**Your goal**
Output each line exactly as it appears, skipping any embedded picture.
— START OF Records provided —
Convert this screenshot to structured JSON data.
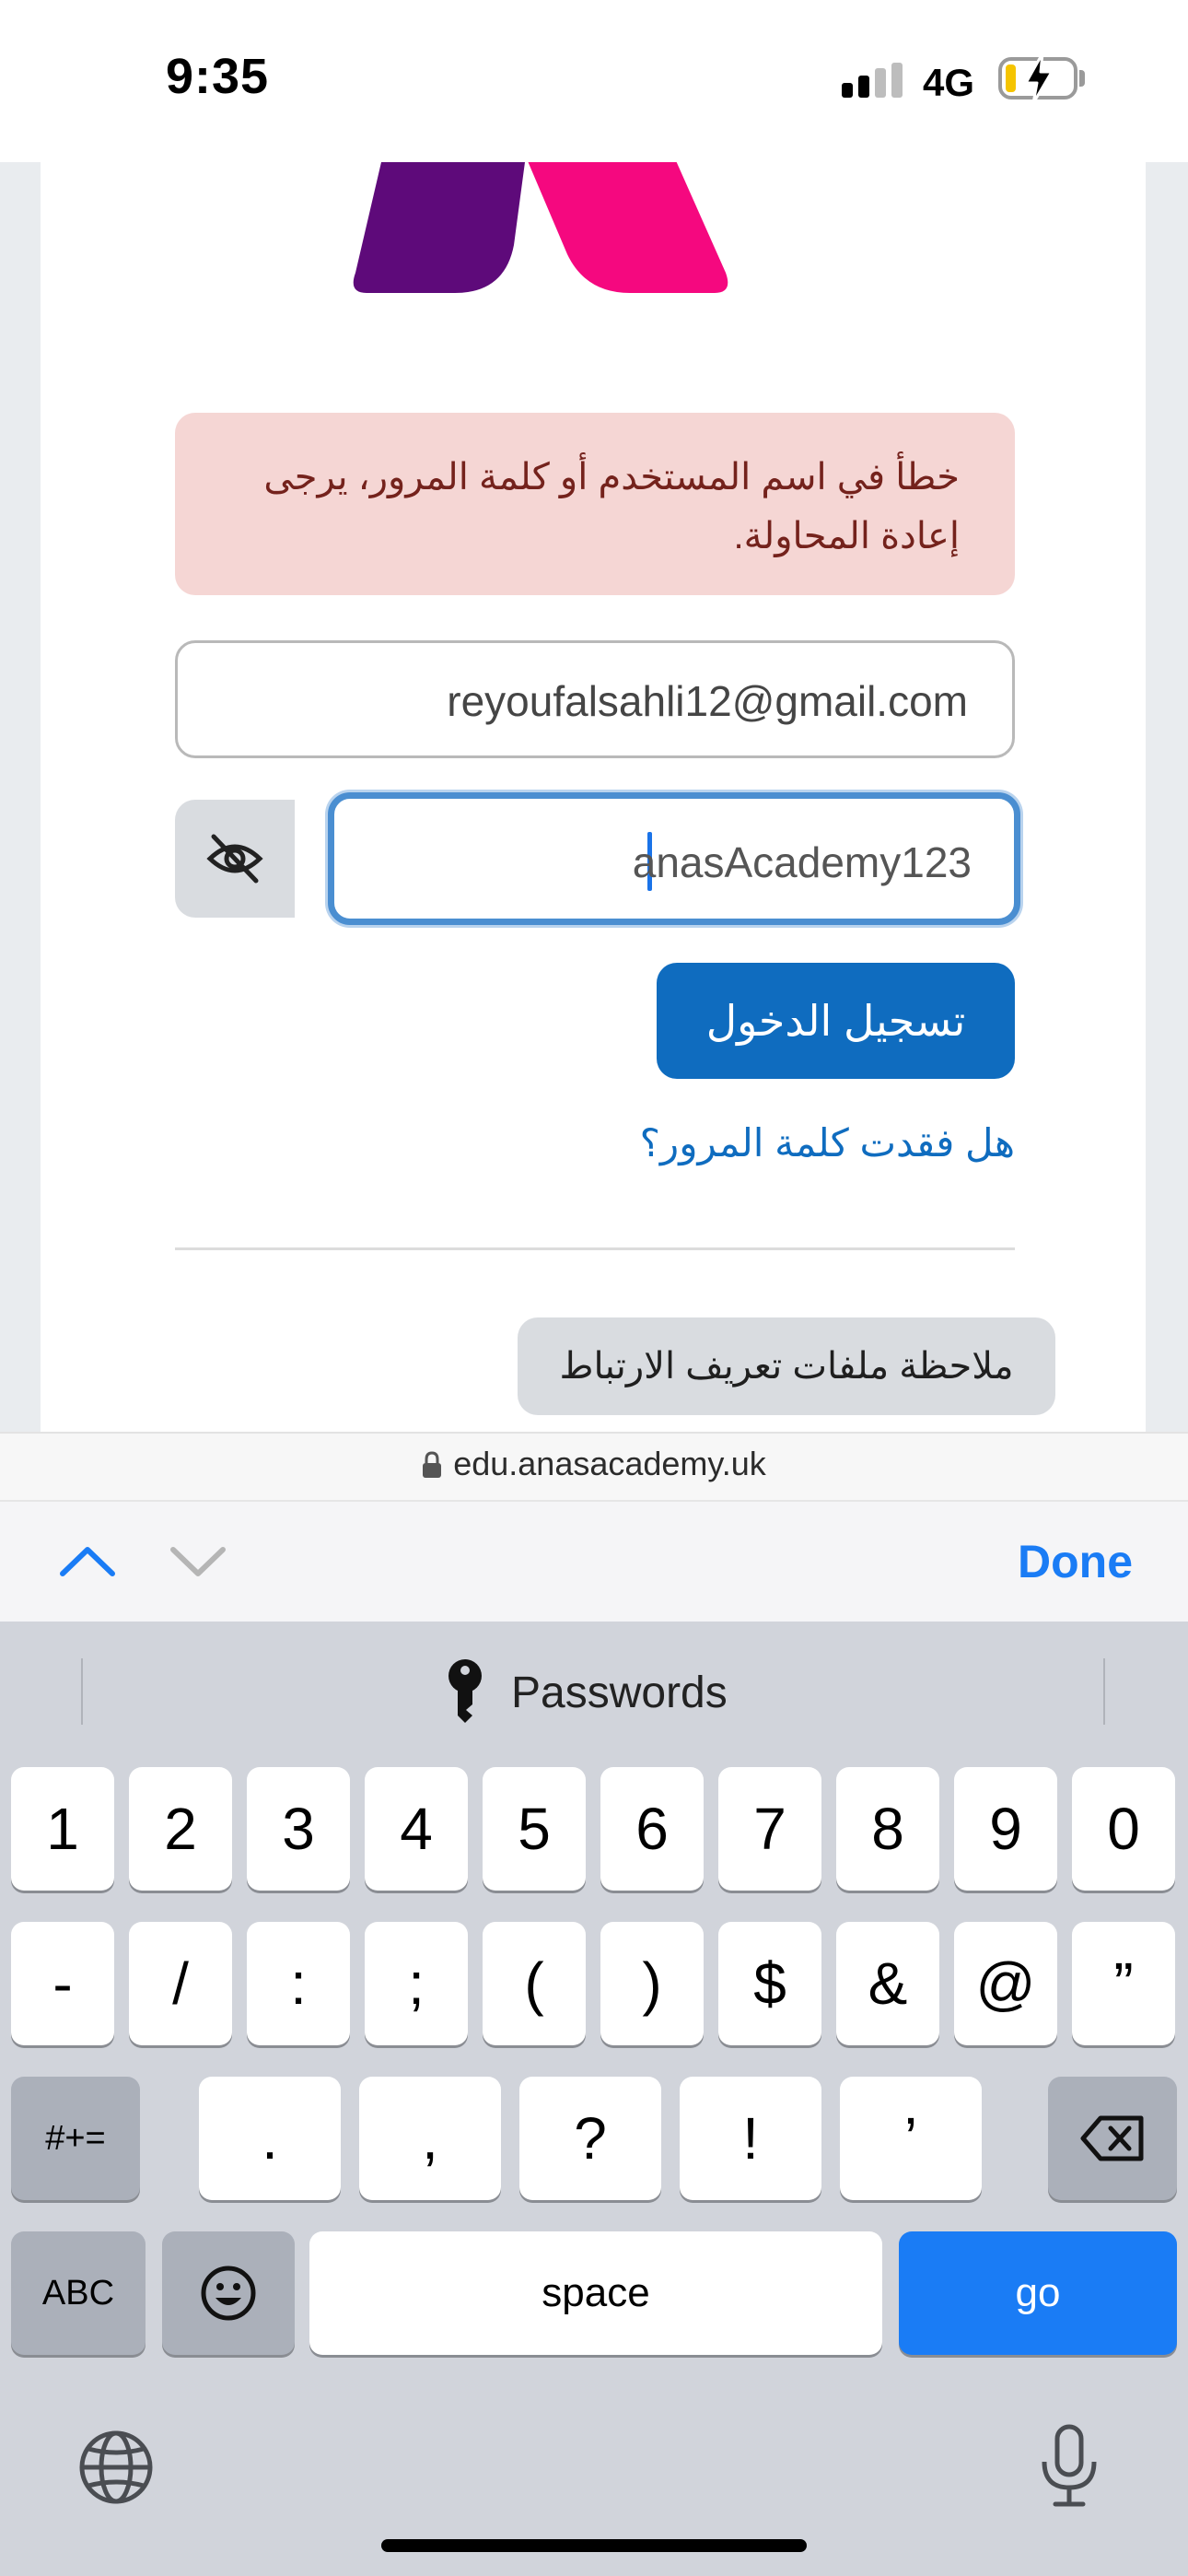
{
  "status_bar": {
    "time": "9:35",
    "network": "4G",
    "battery_level": 0.15,
    "battery_color": "#f5c400",
    "charging": true
  },
  "page": {
    "alert_text": "خطأ في اسم المستخدم أو كلمة المرور، يرجى إعادة المحاولة.",
    "username_value": "reyoufalsahli12@gmail.com",
    "password_value": "anasAcademy123",
    "password_visibility_icon": "eye-slash-icon",
    "login_button_label": "تسجيل الدخول",
    "forgot_password_link": "هل فقدت كلمة المرور؟",
    "cookie_notice_button": "ملاحظة ملفات تعريف الارتباط",
    "colors": {
      "primary": "#0f6cbf",
      "alert_bg": "#f5d6d4",
      "alert_text": "#74221c",
      "logo_purple": "#5e0a7a",
      "logo_pink": "#f5087f"
    }
  },
  "url_bar": {
    "url": "edu.anasacademy.uk"
  },
  "accessory_bar": {
    "done_label": "Done"
  },
  "keyboard": {
    "suggestion": "Passwords",
    "row1": [
      "1",
      "2",
      "3",
      "4",
      "5",
      "6",
      "7",
      "8",
      "9",
      "0"
    ],
    "row2": [
      "-",
      "/",
      ":",
      ";",
      "(",
      ")",
      "$",
      "&",
      "@",
      "”"
    ],
    "row3_shift": "#+=",
    "row3": [
      ".",
      ",",
      "?",
      "!",
      "’"
    ],
    "abc_label": "ABC",
    "space_label": "space",
    "go_label": "go"
  }
}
— END OF Records provided —
**Output below**
Convert this screenshot to structured JSON data.
{
  "status_bar": {
    "time": "9:35",
    "network": "4G",
    "battery_level": 0.15,
    "battery_color": "#f5c400",
    "charging": true
  },
  "page": {
    "alert_text": "خطأ في اسم المستخدم أو كلمة المرور، يرجى إعادة المحاولة.",
    "username_value": "reyoufalsahli12@gmail.com",
    "password_value": "anasAcademy123",
    "password_visibility_icon": "eye-slash-icon",
    "login_button_label": "تسجيل الدخول",
    "forgot_password_link": "هل فقدت كلمة المرور؟",
    "cookie_notice_button": "ملاحظة ملفات تعريف الارتباط",
    "colors": {
      "primary": "#0f6cbf",
      "alert_bg": "#f5d6d4",
      "alert_text": "#74221c",
      "logo_purple": "#5e0a7a",
      "logo_pink": "#f5087f"
    }
  },
  "url_bar": {
    "url": "edu.anasacademy.uk"
  },
  "accessory_bar": {
    "done_label": "Done"
  },
  "keyboard": {
    "suggestion": "Passwords",
    "row1": [
      "1",
      "2",
      "3",
      "4",
      "5",
      "6",
      "7",
      "8",
      "9",
      "0"
    ],
    "row2": [
      "-",
      "/",
      ":",
      ";",
      "(",
      ")",
      "$",
      "&",
      "@",
      "”"
    ],
    "row3_shift": "#+=",
    "row3": [
      ".",
      ",",
      "?",
      "!",
      "’"
    ],
    "abc_label": "ABC",
    "space_label": "space",
    "go_label": "go"
  }
}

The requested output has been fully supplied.